START Records for this task

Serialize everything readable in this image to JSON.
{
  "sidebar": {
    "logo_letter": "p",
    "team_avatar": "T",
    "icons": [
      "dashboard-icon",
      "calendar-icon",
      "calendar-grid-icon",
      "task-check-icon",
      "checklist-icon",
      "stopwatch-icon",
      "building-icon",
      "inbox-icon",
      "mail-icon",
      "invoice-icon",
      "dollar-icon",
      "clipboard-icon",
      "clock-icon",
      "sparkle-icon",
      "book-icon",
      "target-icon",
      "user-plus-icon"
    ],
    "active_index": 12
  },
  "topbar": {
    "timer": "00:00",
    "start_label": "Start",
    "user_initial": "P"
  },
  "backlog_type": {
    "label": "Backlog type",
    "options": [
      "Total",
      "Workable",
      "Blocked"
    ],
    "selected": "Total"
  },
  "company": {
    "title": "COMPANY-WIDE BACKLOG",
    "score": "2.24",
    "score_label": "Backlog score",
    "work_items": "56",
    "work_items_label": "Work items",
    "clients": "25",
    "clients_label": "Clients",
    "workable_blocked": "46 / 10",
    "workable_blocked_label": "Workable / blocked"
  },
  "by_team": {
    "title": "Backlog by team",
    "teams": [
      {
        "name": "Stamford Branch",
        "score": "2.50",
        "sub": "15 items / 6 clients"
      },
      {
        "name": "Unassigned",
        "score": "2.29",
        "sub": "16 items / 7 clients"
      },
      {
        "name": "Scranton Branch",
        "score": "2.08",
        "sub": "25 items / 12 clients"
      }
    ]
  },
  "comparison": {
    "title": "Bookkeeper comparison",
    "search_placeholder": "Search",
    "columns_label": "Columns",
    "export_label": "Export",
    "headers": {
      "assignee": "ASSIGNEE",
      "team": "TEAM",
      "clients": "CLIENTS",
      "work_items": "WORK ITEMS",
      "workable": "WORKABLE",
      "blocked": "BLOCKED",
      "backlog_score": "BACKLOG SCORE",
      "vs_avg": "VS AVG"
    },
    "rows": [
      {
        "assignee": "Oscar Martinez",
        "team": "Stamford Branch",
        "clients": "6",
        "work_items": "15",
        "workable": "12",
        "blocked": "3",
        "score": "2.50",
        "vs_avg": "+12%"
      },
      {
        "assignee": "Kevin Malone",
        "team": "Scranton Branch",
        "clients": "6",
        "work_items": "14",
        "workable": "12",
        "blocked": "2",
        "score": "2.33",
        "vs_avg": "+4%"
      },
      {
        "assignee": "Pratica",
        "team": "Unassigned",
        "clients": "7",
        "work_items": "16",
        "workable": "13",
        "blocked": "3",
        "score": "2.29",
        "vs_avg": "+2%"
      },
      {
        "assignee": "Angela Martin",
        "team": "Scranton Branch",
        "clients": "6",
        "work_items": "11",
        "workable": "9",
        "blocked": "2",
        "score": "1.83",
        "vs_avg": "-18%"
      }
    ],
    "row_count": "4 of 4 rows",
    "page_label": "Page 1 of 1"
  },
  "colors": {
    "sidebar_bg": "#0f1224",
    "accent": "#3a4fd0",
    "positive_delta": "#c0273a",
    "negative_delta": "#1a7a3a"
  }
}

END Records for this task

→ Problem description:
Please restate the whole listing word for word.

→ Response for this exercise:
Serialize everything readable in this image to JSON.
{
  "sidebar": {
    "logo_letter": "p",
    "team_avatar": "T",
    "icons": [
      "dashboard-icon",
      "calendar-icon",
      "calendar-grid-icon",
      "task-check-icon",
      "checklist-icon",
      "stopwatch-icon",
      "building-icon",
      "inbox-icon",
      "mail-icon",
      "invoice-icon",
      "dollar-icon",
      "clipboard-icon",
      "clock-icon",
      "sparkle-icon",
      "book-icon",
      "target-icon",
      "user-plus-icon"
    ],
    "active_index": 12
  },
  "topbar": {
    "timer": "00:00",
    "start_label": "Start",
    "user_initial": "P"
  },
  "backlog_type": {
    "label": "Backlog type",
    "options": [
      "Total",
      "Workable",
      "Blocked"
    ],
    "selected": "Total"
  },
  "company": {
    "title": "COMPANY-WIDE BACKLOG",
    "score": "2.24",
    "score_label": "Backlog score",
    "work_items": "56",
    "work_items_label": "Work items",
    "clients": "25",
    "clients_label": "Clients",
    "workable_blocked": "46 / 10",
    "workable_blocked_label": "Workable / blocked"
  },
  "by_team": {
    "title": "Backlog by team",
    "teams": [
      {
        "name": "Stamford Branch",
        "score": "2.50",
        "sub": "15 items / 6 clients"
      },
      {
        "name": "Unassigned",
        "score": "2.29",
        "sub": "16 items / 7 clients"
      },
      {
        "name": "Scranton Branch",
        "score": "2.08",
        "sub": "25 items / 12 clients"
      }
    ]
  },
  "comparison": {
    "title": "Bookkeeper comparison",
    "search_placeholder": "Search",
    "columns_label": "Columns",
    "export_label": "Export",
    "headers": {
      "assignee": "ASSIGNEE",
      "team": "TEAM",
      "clients": "CLIENTS",
      "work_items": "WORK ITEMS",
      "workable": "WORKABLE",
      "blocked": "BLOCKED",
      "backlog_score": "BACKLOG SCORE",
      "vs_avg": "VS AVG"
    },
    "rows": [
      {
        "assignee": "Oscar Martinez",
        "team": "Stamford Branch",
        "clients": "6",
        "work_items": "15",
        "workable": "12",
        "blocked": "3",
        "score": "2.50",
        "vs_avg": "+12%"
      },
      {
        "assignee": "Kevin Malone",
        "team": "Scranton Branch",
        "clients": "6",
        "work_items": "14",
        "workable": "12",
        "blocked": "2",
        "score": "2.33",
        "vs_avg": "+4%"
      },
      {
        "assignee": "Pratica",
        "team": "Unassigned",
        "clients": "7",
        "work_items": "16",
        "workable": "13",
        "blocked": "3",
        "score": "2.29",
        "vs_avg": "+2%"
      },
      {
        "assignee": "Angela Martin",
        "team": "Scranton Branch",
        "clients": "6",
        "work_items": "11",
        "workable": "9",
        "blocked": "2",
        "score": "1.83",
        "vs_avg": "-18%"
      }
    ],
    "row_count": "4 of 4 rows",
    "page_label": "Page 1 of 1"
  },
  "colors": {
    "sidebar_bg": "#0f1224",
    "accent": "#3a4fd0",
    "positive_delta": "#c0273a",
    "negative_delta": "#1a7a3a"
  }
}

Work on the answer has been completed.